▶ **What is required**:
All lines holding the string "image" are to be shown.

------ Data for this exercise

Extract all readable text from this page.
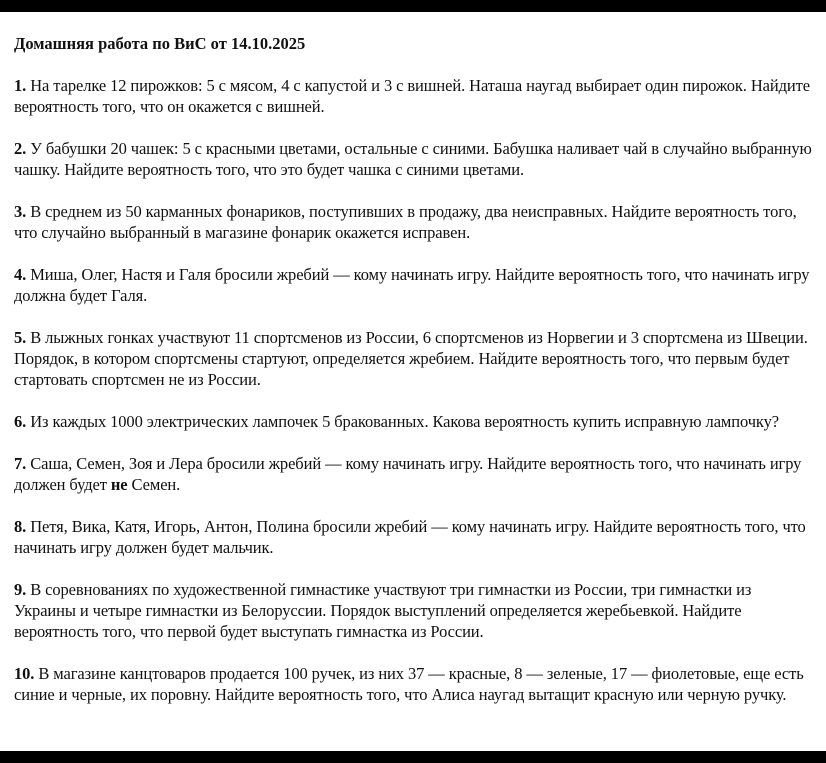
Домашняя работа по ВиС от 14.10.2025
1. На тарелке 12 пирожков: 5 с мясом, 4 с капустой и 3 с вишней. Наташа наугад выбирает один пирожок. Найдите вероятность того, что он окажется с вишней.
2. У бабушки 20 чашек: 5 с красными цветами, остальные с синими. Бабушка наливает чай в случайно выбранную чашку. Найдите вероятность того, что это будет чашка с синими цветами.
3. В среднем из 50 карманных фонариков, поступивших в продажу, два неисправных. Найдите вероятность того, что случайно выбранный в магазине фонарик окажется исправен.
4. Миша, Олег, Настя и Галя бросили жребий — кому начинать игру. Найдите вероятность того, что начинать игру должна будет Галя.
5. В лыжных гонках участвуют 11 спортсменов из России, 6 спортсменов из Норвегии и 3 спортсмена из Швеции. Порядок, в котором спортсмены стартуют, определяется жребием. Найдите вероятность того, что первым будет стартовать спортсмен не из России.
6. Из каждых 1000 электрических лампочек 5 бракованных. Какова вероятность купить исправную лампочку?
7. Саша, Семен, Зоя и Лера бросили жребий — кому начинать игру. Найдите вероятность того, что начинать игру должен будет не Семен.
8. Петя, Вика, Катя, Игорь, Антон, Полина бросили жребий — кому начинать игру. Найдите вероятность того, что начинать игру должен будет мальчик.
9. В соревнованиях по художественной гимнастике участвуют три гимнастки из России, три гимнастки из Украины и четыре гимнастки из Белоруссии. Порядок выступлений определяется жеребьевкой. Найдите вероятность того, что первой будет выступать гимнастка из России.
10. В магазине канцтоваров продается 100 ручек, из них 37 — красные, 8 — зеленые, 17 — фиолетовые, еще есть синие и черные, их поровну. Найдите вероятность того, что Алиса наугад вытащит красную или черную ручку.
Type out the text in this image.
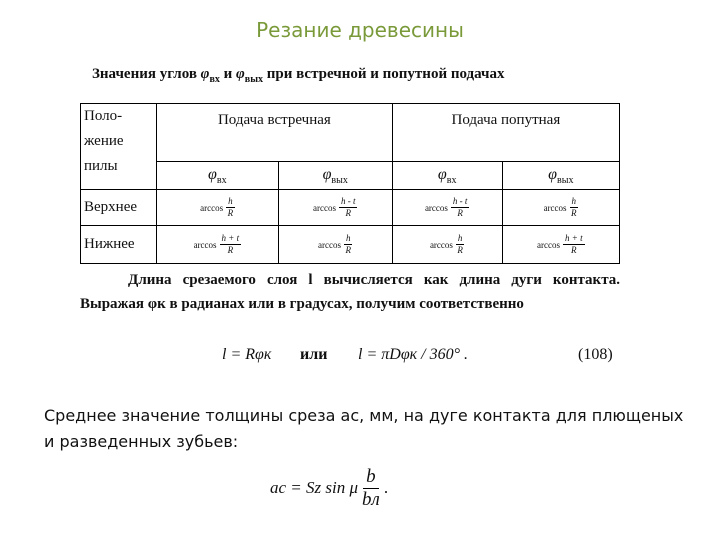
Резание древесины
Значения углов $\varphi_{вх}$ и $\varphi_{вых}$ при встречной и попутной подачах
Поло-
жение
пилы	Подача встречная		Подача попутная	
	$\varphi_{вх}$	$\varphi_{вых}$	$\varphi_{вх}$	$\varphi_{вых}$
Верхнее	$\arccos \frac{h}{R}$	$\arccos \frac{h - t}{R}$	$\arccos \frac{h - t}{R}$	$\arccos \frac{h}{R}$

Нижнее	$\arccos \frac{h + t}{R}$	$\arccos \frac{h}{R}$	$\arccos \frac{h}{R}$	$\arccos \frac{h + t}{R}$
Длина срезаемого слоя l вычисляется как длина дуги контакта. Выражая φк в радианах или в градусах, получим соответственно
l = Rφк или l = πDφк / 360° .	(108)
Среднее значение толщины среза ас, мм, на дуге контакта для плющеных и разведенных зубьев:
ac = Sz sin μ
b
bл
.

------------
------ Data for this exercise

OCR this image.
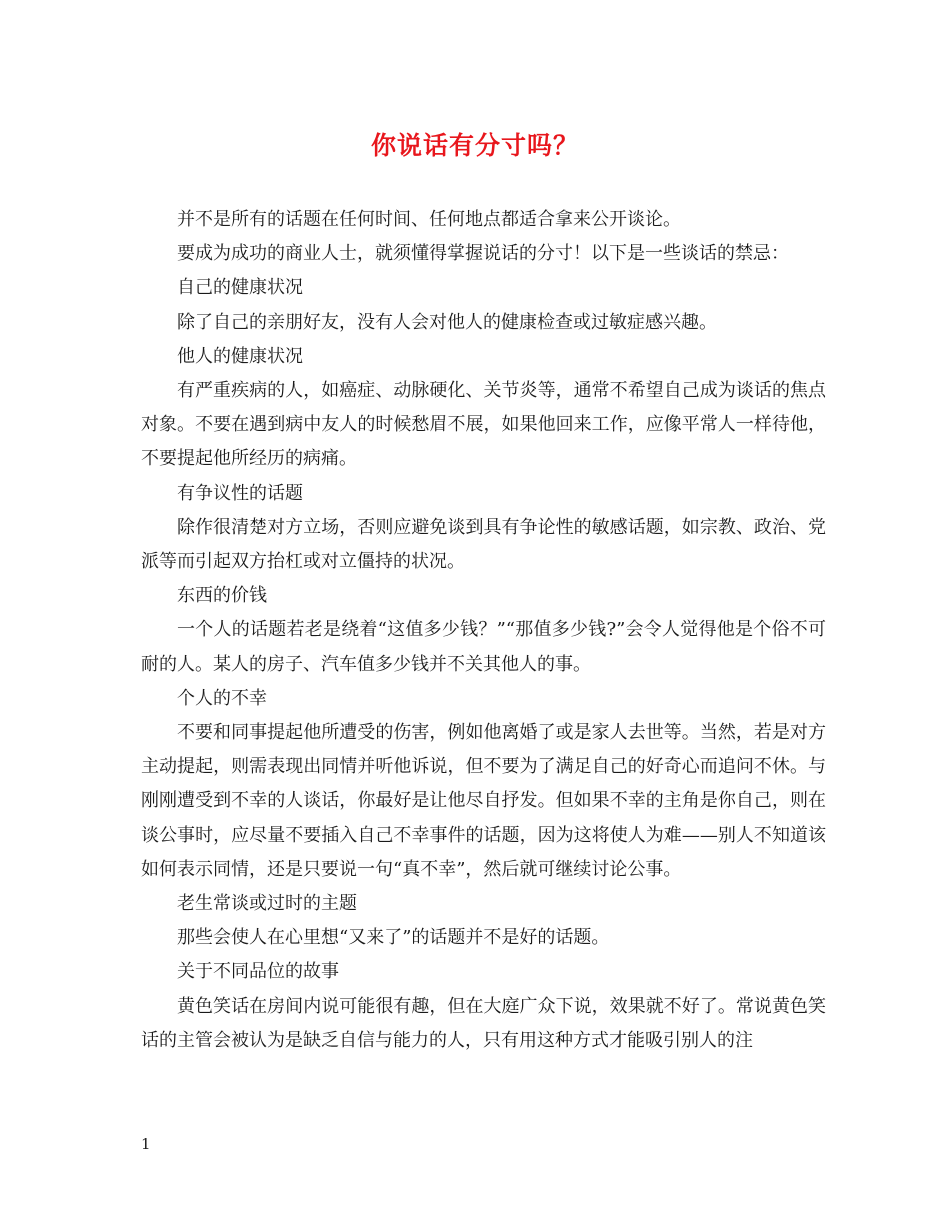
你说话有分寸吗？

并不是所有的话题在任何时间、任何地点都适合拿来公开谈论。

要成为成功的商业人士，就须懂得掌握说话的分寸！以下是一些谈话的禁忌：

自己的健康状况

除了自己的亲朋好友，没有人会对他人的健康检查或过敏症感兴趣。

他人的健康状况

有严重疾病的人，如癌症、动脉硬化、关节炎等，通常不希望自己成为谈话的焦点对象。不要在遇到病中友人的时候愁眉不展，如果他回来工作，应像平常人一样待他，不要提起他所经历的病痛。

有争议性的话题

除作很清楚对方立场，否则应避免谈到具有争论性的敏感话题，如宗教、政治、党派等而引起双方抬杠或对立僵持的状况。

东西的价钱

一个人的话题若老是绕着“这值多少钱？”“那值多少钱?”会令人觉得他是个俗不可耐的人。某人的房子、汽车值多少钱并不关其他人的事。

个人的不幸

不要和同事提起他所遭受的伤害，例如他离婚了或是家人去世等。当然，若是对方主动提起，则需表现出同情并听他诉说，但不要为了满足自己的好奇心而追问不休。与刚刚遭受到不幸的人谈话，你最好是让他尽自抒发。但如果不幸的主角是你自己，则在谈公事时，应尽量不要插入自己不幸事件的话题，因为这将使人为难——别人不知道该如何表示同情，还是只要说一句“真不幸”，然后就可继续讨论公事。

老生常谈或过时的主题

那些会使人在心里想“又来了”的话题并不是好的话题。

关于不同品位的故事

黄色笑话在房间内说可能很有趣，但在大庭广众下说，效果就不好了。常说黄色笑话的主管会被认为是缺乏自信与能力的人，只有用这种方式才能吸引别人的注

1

------------

▶ **Full answer**:
Type out the text in this image.
OCR this image.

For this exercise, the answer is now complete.